[START OF RECORDS FOR PROCESSING]

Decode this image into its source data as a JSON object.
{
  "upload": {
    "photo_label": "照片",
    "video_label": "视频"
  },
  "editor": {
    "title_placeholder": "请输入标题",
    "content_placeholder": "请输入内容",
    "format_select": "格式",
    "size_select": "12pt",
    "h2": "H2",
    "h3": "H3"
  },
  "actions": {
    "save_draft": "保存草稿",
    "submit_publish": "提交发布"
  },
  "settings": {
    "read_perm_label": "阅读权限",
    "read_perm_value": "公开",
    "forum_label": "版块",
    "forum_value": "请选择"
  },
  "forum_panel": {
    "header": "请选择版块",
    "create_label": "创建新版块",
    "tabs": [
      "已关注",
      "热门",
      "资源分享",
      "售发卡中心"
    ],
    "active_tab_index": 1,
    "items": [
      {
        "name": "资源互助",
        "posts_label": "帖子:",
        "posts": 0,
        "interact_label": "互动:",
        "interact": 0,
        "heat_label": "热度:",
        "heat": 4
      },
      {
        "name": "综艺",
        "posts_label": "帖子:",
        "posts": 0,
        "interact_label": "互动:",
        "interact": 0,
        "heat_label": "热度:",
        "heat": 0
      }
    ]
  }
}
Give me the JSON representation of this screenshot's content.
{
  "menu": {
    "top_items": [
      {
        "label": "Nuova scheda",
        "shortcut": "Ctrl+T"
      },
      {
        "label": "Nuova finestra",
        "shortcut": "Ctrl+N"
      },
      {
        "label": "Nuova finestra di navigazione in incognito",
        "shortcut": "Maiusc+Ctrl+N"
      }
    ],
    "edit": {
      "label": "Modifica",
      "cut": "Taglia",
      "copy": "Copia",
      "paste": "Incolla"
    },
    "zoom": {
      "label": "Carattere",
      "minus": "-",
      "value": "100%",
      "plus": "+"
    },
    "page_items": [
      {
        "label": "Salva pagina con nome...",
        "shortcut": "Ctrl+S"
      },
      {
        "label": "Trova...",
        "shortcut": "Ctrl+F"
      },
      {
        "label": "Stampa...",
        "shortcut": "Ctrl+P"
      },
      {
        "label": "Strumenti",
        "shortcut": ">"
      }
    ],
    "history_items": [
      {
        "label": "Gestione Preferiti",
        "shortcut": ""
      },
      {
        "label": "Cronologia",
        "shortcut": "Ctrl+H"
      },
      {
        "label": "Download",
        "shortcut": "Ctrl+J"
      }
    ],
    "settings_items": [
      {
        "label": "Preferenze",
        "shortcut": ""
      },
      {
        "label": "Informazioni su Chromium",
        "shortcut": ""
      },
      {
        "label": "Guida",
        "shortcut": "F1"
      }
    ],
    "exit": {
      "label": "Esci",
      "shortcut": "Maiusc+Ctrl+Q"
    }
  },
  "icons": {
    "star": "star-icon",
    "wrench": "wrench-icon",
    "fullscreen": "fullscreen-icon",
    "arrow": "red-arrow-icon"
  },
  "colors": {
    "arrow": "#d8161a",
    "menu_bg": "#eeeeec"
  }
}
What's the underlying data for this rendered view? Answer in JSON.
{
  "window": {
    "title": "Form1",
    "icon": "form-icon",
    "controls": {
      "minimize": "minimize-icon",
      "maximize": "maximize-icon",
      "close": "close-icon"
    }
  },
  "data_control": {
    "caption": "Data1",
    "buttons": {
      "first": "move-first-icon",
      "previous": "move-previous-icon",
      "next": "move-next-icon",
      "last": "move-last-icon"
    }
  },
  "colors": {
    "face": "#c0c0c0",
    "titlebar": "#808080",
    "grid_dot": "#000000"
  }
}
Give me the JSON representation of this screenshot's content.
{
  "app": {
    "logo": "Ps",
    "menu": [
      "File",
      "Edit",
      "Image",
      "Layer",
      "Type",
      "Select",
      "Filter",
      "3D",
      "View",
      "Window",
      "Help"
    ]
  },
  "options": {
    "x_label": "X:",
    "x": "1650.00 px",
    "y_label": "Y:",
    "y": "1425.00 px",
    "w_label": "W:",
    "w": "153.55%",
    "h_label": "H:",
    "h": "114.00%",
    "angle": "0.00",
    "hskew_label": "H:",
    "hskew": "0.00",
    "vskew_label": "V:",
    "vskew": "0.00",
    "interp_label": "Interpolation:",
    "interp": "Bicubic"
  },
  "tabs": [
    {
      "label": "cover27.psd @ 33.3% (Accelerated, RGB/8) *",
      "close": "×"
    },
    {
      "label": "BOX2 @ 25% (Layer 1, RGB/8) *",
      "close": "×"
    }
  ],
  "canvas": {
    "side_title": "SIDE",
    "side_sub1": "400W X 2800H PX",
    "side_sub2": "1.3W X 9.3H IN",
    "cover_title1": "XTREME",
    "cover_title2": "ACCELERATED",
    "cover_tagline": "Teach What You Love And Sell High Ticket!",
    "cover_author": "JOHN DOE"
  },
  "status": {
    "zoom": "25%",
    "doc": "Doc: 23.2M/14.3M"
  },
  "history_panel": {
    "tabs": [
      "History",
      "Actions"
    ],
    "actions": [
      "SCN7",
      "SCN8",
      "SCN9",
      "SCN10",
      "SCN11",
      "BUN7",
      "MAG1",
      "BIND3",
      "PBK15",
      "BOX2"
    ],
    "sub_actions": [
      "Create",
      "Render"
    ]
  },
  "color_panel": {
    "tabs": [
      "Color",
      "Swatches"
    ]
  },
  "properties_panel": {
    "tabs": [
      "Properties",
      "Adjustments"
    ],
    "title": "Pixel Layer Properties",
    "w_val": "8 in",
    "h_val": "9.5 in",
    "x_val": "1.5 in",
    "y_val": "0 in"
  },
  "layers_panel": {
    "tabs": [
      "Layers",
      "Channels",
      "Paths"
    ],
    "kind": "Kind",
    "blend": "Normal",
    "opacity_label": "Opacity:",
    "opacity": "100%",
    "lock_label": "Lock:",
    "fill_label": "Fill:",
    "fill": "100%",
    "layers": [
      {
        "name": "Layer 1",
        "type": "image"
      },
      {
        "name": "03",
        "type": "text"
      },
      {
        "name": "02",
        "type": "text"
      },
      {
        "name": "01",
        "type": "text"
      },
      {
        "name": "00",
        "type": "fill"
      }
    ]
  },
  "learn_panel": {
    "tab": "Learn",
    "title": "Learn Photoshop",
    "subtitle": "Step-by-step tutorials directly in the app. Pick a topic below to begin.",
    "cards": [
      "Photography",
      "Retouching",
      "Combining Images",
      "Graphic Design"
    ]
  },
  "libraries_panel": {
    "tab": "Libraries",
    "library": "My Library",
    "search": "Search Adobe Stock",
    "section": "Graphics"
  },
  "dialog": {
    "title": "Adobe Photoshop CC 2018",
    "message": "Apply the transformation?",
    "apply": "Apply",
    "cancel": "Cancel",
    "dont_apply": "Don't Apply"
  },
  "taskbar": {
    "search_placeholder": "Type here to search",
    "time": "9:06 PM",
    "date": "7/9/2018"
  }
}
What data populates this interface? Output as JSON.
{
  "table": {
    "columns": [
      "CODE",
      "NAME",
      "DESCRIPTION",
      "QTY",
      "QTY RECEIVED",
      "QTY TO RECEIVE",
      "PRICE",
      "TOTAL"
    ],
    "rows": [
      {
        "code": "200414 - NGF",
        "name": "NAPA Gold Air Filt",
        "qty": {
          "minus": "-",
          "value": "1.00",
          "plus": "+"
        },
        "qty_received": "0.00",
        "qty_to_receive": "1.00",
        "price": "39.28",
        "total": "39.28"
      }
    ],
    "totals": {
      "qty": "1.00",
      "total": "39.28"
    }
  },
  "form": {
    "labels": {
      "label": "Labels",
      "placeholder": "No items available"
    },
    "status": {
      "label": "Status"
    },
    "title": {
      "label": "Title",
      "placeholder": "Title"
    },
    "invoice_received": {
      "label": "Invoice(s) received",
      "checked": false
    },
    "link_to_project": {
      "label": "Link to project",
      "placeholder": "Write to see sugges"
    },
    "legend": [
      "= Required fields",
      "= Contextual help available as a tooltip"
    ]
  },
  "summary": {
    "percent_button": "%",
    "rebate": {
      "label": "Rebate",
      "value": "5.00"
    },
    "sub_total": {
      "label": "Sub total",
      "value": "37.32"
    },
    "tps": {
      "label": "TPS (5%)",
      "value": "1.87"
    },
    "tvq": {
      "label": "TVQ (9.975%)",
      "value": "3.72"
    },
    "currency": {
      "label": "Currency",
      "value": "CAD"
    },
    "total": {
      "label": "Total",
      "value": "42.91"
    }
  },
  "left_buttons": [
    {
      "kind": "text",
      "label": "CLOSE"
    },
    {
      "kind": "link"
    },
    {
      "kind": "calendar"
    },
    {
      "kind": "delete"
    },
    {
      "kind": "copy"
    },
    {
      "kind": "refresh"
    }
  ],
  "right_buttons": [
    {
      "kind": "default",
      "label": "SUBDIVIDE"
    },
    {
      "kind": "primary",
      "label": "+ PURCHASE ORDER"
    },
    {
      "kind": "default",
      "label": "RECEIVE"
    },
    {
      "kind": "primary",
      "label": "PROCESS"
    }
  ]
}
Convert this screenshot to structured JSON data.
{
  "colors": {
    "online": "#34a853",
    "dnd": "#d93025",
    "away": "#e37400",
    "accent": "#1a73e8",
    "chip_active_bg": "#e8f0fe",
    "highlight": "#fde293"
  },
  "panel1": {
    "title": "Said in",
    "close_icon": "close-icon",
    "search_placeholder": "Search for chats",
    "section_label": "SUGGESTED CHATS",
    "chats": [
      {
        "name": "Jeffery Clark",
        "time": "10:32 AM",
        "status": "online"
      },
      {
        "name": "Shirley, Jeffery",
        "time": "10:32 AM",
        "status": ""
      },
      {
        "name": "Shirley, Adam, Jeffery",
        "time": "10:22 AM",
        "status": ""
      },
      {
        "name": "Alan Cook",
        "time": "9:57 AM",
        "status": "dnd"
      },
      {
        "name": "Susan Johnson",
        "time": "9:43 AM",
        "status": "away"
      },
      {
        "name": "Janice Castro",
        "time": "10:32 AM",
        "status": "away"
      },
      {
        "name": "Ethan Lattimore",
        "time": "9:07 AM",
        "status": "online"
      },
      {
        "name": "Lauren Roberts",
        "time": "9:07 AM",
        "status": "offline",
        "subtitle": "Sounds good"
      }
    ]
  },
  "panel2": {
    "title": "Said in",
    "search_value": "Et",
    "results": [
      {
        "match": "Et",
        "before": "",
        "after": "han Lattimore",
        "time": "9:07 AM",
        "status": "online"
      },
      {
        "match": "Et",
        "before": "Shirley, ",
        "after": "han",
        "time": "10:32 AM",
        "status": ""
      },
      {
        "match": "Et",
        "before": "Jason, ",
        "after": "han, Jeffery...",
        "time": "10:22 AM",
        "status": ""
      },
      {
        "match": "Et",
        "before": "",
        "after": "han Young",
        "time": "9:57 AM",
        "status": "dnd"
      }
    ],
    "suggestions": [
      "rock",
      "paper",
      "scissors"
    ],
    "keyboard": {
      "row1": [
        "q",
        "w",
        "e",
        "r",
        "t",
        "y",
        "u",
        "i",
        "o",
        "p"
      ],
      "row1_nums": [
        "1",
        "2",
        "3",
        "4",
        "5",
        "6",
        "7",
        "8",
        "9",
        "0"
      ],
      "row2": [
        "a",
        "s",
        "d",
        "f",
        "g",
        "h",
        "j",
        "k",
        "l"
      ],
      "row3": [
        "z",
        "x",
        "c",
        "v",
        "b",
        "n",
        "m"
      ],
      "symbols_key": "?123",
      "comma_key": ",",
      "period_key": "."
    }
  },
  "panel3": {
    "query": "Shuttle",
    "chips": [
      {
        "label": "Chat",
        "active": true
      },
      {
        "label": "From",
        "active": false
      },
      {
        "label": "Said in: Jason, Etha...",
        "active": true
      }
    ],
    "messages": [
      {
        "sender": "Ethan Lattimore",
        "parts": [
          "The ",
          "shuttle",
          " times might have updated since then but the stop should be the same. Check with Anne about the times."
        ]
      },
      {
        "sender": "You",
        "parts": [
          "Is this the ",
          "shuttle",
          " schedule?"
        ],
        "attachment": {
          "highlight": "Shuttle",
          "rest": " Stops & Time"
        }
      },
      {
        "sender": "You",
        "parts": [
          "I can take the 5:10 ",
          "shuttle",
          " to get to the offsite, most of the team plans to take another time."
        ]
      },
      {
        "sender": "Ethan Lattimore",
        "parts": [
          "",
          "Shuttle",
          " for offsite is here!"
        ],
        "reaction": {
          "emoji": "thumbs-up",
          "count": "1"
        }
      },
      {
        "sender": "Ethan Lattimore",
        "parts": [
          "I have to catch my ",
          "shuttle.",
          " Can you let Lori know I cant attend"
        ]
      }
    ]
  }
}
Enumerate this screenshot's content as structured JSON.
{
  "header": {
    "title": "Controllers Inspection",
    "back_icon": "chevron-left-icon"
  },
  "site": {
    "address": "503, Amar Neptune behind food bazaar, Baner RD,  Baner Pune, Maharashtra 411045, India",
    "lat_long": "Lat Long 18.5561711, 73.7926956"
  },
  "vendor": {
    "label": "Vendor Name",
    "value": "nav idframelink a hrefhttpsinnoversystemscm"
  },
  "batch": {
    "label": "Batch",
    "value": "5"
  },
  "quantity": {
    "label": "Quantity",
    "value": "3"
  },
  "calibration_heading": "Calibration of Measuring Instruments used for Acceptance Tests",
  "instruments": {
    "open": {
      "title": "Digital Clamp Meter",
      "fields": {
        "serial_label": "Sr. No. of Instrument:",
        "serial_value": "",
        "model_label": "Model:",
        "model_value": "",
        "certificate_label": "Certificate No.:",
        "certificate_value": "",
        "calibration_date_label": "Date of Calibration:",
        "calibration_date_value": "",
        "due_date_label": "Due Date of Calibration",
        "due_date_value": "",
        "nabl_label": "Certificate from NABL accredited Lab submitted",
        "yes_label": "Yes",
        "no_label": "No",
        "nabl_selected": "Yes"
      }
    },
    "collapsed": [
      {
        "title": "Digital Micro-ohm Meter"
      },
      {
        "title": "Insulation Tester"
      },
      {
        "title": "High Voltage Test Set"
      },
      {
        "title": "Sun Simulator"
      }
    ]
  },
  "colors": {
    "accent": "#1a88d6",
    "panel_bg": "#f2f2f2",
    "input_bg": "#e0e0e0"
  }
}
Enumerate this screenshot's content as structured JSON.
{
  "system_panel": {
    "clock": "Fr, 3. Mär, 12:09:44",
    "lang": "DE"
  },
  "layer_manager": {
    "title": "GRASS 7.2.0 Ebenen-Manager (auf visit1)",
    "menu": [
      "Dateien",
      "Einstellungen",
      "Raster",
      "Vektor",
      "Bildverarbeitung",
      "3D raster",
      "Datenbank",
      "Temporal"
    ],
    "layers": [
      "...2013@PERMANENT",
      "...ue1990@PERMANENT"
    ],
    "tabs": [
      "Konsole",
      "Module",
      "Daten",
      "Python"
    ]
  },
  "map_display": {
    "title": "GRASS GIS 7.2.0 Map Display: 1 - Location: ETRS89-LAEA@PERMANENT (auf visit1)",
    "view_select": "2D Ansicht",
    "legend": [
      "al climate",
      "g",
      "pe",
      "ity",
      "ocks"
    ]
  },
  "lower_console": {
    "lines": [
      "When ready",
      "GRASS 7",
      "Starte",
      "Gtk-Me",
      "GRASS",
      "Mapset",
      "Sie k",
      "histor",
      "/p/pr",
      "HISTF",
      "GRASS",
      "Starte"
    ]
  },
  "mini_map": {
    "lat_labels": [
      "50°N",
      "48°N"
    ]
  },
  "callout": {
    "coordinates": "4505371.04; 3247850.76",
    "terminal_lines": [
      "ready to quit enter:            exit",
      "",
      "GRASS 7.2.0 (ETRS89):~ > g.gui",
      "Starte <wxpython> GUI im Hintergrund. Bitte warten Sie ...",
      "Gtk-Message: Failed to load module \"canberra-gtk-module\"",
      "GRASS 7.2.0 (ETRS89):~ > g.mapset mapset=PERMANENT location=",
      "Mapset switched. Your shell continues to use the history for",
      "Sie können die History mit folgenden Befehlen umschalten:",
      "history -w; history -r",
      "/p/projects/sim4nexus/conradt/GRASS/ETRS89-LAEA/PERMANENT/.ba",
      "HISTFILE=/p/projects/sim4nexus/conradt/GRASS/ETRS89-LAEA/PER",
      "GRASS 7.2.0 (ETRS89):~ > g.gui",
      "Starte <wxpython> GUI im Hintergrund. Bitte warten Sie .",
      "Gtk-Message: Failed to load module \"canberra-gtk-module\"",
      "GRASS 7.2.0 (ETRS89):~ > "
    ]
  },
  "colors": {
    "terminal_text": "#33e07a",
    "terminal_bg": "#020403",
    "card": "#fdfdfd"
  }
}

[END OF RECORDS FOR PROCESSING]

[DIRECTIONS FOR THIS TASK] List every line above that contains the word "GRASS".

[RESULT OF THIS TASK]
    "title": "GRASS 7.2.0 Ebenen-Manager (auf visit1)",
    "title": "GRASS GIS 7.2.0 Map Display: 1 - Location: ETRS89-LAEA@PERMANENT (auf visit1)",
      "GRASS 7",
      "GRASS",
      "GRASS",
      "GRASS 7.2.0 (ETRS89):~ > g.gui",
      "GRASS 7.2.0 (ETRS89):~ > g.mapset mapset=PERMANENT location=",
      "/p/projects/sim4nexus/conradt/GRASS/ETRS89-LAEA/PERMANENT/.ba",
      "HISTFILE=/p/projects/sim4nexus/conradt/GRASS/ETRS89-LAEA/PER",
      "GRASS 7.2.0 (ETRS89):~ > g.gui",
      "GRASS 7.2.0 (ETRS89):~ > "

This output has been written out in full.